===== RECORDS TO USE

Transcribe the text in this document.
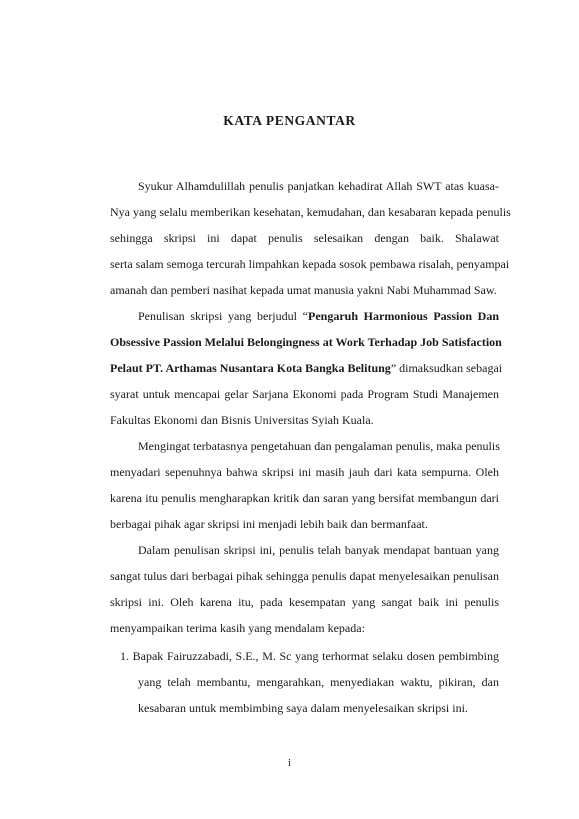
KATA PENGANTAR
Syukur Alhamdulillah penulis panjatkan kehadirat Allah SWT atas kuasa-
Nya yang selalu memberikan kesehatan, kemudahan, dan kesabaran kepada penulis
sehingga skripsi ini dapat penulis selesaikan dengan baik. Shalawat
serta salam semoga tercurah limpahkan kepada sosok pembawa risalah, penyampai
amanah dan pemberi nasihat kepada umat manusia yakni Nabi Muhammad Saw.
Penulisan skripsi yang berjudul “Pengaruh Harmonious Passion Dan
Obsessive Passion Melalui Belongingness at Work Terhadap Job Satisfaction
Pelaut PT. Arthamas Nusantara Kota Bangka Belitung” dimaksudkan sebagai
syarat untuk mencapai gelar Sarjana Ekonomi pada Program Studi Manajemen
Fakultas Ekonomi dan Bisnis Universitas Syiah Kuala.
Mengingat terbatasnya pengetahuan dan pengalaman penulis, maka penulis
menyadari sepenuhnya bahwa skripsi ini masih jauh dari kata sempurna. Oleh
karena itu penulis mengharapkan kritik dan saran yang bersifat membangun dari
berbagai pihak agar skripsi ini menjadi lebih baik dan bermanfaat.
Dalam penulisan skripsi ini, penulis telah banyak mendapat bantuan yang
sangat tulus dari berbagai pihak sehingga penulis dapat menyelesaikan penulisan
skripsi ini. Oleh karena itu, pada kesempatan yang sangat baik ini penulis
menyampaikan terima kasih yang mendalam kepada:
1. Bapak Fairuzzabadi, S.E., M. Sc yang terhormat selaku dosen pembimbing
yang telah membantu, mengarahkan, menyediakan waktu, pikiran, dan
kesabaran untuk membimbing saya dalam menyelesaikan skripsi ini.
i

==========

> SET TASK: Omit the pictures, then quote the rest of the material above exactly.

> TASK ANSWER:
Transcribe the text in this document.
KATA PENGANTAR
Syukur Alhamdulillah penulis panjatkan kehadirat Allah SWT atas kuasa-
Nya yang selalu memberikan kesehatan, kemudahan, dan kesabaran kepada penulis
sehingga skripsi ini dapat penulis selesaikan dengan baik. Shalawat
serta salam semoga tercurah limpahkan kepada sosok pembawa risalah, penyampai
amanah dan pemberi nasihat kepada umat manusia yakni Nabi Muhammad Saw.
Penulisan skripsi yang berjudul “Pengaruh Harmonious Passion Dan
Obsessive Passion Melalui Belongingness at Work Terhadap Job Satisfaction
Pelaut PT. Arthamas Nusantara Kota Bangka Belitung” dimaksudkan sebagai
syarat untuk mencapai gelar Sarjana Ekonomi pada Program Studi Manajemen
Fakultas Ekonomi dan Bisnis Universitas Syiah Kuala.
Mengingat terbatasnya pengetahuan dan pengalaman penulis, maka penulis
menyadari sepenuhnya bahwa skripsi ini masih jauh dari kata sempurna. Oleh
karena itu penulis mengharapkan kritik dan saran yang bersifat membangun dari
berbagai pihak agar skripsi ini menjadi lebih baik dan bermanfaat.
Dalam penulisan skripsi ini, penulis telah banyak mendapat bantuan yang
sangat tulus dari berbagai pihak sehingga penulis dapat menyelesaikan penulisan
skripsi ini. Oleh karena itu, pada kesempatan yang sangat baik ini penulis
menyampaikan terima kasih yang mendalam kepada:
1. Bapak Fairuzzabadi, S.E., M. Sc yang terhormat selaku dosen pembimbing
yang telah membantu, mengarahkan, menyediakan waktu, pikiran, dan
kesabaran untuk membimbing saya dalam menyelesaikan skripsi ini.
i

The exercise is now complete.